_Problem description:_
Pull out every line below holding the word "促进依法行政".

_Information given:_
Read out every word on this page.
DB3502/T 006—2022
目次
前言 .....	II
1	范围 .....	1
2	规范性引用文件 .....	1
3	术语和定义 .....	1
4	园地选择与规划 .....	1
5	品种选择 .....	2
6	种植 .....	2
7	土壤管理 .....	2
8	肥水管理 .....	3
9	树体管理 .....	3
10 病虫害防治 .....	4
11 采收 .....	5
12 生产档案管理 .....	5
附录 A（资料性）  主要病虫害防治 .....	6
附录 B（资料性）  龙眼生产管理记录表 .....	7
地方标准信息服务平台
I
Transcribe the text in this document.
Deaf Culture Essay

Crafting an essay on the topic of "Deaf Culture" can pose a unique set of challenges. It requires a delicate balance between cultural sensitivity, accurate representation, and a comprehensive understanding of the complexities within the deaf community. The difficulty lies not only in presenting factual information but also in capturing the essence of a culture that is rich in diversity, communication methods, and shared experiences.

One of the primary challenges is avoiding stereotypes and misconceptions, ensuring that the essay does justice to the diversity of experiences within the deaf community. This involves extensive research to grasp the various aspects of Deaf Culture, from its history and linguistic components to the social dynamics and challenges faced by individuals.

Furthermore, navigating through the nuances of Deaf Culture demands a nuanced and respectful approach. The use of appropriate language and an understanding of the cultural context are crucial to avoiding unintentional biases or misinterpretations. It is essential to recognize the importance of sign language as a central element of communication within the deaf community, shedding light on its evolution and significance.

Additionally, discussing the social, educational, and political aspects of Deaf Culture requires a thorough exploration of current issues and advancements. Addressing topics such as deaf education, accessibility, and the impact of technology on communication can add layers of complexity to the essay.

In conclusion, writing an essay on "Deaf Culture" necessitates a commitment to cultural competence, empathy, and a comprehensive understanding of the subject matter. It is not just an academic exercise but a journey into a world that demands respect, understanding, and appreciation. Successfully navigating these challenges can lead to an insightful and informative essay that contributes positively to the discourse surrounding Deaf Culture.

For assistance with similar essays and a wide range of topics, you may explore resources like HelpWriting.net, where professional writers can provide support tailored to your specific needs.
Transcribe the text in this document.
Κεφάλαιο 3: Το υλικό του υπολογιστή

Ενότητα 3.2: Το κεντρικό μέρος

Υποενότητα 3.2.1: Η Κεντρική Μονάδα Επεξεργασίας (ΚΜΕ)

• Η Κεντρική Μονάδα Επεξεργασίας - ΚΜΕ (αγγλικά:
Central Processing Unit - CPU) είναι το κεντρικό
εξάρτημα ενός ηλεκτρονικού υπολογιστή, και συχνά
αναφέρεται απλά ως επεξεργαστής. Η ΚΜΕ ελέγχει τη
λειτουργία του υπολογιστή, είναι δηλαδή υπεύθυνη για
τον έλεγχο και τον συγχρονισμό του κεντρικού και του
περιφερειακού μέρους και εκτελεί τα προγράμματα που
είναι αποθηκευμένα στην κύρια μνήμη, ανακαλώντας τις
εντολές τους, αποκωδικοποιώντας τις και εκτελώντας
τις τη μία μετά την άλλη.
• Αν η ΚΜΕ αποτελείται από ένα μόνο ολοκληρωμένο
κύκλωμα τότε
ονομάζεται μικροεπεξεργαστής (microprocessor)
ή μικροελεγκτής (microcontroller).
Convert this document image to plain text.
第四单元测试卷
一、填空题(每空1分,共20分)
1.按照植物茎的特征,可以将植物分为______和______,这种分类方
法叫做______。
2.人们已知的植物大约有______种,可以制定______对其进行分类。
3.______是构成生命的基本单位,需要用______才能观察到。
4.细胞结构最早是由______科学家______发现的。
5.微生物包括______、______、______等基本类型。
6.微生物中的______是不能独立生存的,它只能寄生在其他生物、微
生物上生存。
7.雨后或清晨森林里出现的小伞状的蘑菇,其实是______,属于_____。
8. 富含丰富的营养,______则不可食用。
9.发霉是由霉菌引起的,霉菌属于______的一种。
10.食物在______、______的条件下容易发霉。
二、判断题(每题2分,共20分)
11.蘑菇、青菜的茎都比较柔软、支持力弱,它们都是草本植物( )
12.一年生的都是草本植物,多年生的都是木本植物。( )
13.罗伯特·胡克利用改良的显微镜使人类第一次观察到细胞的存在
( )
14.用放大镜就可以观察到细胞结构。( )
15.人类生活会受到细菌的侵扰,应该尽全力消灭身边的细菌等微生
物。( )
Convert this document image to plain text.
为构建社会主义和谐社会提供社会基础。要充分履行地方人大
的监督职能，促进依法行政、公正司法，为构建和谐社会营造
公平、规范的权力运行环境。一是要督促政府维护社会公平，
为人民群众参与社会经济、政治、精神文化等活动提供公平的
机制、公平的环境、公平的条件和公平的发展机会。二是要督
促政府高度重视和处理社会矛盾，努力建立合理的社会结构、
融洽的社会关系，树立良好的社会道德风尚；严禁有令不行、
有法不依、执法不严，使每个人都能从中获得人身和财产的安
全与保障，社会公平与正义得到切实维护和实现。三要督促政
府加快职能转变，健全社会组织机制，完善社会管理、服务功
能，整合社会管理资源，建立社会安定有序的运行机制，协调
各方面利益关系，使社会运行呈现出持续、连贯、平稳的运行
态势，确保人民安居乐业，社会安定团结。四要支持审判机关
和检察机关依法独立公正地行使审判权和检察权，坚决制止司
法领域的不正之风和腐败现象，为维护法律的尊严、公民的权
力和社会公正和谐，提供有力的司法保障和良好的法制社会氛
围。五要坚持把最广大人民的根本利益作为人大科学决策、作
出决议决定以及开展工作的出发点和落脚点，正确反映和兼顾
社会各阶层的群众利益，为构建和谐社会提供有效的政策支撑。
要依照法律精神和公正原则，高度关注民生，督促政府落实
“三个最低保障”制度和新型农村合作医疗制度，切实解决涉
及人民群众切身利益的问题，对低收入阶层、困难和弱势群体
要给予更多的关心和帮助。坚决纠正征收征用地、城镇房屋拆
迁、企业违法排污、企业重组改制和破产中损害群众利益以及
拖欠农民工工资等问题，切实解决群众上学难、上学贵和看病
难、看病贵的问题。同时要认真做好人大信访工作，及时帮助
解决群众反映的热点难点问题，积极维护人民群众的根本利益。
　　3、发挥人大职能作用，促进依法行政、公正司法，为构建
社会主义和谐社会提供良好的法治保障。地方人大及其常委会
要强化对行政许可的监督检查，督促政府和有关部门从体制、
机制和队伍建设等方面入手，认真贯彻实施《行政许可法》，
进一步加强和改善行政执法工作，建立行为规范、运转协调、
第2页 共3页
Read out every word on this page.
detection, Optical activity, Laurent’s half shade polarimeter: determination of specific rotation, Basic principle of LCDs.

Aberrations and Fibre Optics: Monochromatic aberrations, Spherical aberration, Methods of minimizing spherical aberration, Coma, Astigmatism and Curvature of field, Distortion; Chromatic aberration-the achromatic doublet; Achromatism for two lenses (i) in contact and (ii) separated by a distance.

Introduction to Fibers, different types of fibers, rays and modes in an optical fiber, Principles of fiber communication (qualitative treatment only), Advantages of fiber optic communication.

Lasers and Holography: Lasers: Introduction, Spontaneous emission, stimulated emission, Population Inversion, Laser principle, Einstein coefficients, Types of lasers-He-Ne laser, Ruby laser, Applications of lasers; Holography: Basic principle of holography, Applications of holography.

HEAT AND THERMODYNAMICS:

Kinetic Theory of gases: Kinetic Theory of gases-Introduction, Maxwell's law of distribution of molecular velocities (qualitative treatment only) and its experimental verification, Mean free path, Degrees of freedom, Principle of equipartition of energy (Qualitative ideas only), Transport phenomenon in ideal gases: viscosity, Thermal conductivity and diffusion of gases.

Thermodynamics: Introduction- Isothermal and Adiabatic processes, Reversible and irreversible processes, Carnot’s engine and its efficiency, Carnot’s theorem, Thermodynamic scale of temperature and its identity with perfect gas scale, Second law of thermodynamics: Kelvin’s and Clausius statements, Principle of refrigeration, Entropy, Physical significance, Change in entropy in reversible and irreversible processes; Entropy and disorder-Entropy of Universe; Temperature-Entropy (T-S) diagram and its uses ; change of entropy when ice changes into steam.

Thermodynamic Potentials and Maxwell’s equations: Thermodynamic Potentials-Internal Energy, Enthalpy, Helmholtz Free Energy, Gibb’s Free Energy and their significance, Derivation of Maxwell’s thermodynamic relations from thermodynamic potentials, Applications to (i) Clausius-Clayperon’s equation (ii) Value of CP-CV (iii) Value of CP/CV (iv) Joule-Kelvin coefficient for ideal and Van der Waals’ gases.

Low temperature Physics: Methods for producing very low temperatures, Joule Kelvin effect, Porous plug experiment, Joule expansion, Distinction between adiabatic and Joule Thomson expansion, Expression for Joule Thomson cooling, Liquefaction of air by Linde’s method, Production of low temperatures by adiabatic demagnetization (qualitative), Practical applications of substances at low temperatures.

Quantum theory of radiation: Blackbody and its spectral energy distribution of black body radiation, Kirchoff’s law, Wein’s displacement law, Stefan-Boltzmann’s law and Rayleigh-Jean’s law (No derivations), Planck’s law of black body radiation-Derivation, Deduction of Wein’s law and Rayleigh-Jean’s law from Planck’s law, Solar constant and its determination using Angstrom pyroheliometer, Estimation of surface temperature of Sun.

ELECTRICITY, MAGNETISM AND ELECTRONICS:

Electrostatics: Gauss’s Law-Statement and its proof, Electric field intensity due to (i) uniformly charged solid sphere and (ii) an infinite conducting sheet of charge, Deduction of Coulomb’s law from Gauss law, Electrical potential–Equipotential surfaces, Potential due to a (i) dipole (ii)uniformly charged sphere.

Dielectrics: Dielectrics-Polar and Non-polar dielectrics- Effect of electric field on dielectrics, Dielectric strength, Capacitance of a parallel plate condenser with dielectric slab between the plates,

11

_Solution for this task:_
的监督职能，促进依法行政、公正司法，为构建和谐社会营造
　　3、发挥人大职能作用，促进依法行政、公正司法，为构建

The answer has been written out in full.